Collected data -

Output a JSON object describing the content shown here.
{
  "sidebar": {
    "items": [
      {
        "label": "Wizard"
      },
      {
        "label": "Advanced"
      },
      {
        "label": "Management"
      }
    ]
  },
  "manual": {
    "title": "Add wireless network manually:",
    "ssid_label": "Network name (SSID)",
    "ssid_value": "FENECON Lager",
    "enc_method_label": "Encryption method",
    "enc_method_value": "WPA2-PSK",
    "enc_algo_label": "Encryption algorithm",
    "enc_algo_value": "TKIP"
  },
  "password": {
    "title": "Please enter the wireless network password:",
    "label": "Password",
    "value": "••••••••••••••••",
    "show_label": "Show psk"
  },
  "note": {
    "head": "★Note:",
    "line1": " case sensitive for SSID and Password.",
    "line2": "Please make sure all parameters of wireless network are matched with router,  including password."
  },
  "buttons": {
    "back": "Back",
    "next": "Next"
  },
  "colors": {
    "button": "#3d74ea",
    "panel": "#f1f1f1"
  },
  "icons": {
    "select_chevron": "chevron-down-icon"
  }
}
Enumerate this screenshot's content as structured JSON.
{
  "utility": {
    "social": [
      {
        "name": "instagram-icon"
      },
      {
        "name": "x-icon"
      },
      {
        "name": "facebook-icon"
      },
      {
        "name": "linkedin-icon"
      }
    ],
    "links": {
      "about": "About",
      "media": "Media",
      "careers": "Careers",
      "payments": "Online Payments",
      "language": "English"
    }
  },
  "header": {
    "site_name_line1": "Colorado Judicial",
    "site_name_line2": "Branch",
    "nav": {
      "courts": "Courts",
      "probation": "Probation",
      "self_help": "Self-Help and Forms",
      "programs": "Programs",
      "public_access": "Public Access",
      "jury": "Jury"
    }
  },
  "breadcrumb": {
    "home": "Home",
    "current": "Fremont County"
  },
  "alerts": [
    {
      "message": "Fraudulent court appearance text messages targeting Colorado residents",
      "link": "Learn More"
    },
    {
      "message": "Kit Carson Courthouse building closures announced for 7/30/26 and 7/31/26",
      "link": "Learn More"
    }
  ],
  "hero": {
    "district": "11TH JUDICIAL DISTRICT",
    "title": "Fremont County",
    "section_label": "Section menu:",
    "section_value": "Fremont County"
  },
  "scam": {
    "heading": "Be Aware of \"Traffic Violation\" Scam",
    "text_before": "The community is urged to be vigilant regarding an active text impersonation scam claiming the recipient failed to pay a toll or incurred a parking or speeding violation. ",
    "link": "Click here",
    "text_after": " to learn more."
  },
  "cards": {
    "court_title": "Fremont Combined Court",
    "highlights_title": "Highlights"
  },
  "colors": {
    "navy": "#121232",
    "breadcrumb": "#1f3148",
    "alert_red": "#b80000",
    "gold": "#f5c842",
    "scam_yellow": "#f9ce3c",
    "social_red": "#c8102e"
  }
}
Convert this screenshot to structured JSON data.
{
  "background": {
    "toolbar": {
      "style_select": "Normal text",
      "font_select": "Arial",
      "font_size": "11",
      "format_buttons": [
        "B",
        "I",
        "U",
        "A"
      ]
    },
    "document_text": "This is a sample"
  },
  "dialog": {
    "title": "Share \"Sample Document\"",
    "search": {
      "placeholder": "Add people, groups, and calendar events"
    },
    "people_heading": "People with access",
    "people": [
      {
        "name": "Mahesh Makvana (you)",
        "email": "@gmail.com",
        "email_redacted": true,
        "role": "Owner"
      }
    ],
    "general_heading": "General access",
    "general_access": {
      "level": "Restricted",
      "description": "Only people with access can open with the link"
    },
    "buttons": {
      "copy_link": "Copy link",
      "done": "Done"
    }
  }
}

PROBLEM DESCRIPTION - Print the records above exactly as they appear.

TASK OUTPUT -
Output a JSON object describing the content shown here.
{
  "sidebar": {
    "items": [
      {
        "label": "Wizard"
      },
      {
        "label": "Advanced"
      },
      {
        "label": "Management"
      }
    ]
  },
  "manual": {
    "title": "Add wireless network manually:",
    "ssid_label": "Network name (SSID)",
    "ssid_value": "FENECON Lager",
    "enc_method_label": "Encryption method",
    "enc_method_value": "WPA2-PSK",
    "enc_algo_label": "Encryption algorithm",
    "enc_algo_value": "TKIP"
  },
  "password": {
    "title": "Please enter the wireless network password:",
    "label": "Password",
    "value": "••••••••••••••••",
    "show_label": "Show psk"
  },
  "note": {
    "head": "★Note:",
    "line1": " case sensitive for SSID and Password.",
    "line2": "Please make sure all parameters of wireless network are matched with router,  including password."
  },
  "buttons": {
    "back": "Back",
    "next": "Next"
  },
  "colors": {
    "button": "#3d74ea",
    "panel": "#f1f1f1"
  },
  "icons": {
    "select_chevron": "chevron-down-icon"
  }
}
Enumerate this screenshot's content as structured JSON.
{
  "utility": {
    "social": [
      {
        "name": "instagram-icon"
      },
      {
        "name": "x-icon"
      },
      {
        "name": "facebook-icon"
      },
      {
        "name": "linkedin-icon"
      }
    ],
    "links": {
      "about": "About",
      "media": "Media",
      "careers": "Careers",
      "payments": "Online Payments",
      "language": "English"
    }
  },
  "header": {
    "site_name_line1": "Colorado Judicial",
    "site_name_line2": "Branch",
    "nav": {
      "courts": "Courts",
      "probation": "Probation",
      "self_help": "Self-Help and Forms",
      "programs": "Programs",
      "public_access": "Public Access",
      "jury": "Jury"
    }
  },
  "breadcrumb": {
    "home": "Home",
    "current": "Fremont County"
  },
  "alerts": [
    {
      "message": "Fraudulent court appearance text messages targeting Colorado residents",
      "link": "Learn More"
    },
    {
      "message": "Kit Carson Courthouse building closures announced for 7/30/26 and 7/31/26",
      "link": "Learn More"
    }
  ],
  "hero": {
    "district": "11TH JUDICIAL DISTRICT",
    "title": "Fremont County",
    "section_label": "Section menu:",
    "section_value": "Fremont County"
  },
  "scam": {
    "heading": "Be Aware of \"Traffic Violation\" Scam",
    "text_before": "The community is urged to be vigilant regarding an active text impersonation scam claiming the recipient failed to pay a toll or incurred a parking or speeding violation. ",
    "link": "Click here",
    "text_after": " to learn more."
  },
  "cards": {
    "court_title": "Fremont Combined Court",
    "highlights_title": "Highlights"
  },
  "colors": {
    "navy": "#121232",
    "breadcrumb": "#1f3148",
    "alert_red": "#b80000",
    "gold": "#f5c842",
    "scam_yellow": "#f9ce3c",
    "social_red": "#c8102e"
  }
}
Convert this screenshot to structured JSON data.
{
  "background": {
    "toolbar": {
      "style_select": "Normal text",
      "font_select": "Arial",
      "font_size": "11",
      "format_buttons": [
        "B",
        "I",
        "U",
        "A"
      ]
    },
    "document_text": "This is a sample"
  },
  "dialog": {
    "title": "Share \"Sample Document\"",
    "search": {
      "placeholder": "Add people, groups, and calendar events"
    },
    "people_heading": "People with access",
    "people": [
      {
        "name": "Mahesh Makvana (you)",
        "email": "@gmail.com",
        "email_redacted": true,
        "role": "Owner"
      }
    ],
    "general_heading": "General access",
    "general_access": {
      "level": "Restricted",
      "description": "Only people with access can open with the link"
    },
    "buttons": {
      "copy_link": "Copy link",
      "done": "Done"
    }
  }
}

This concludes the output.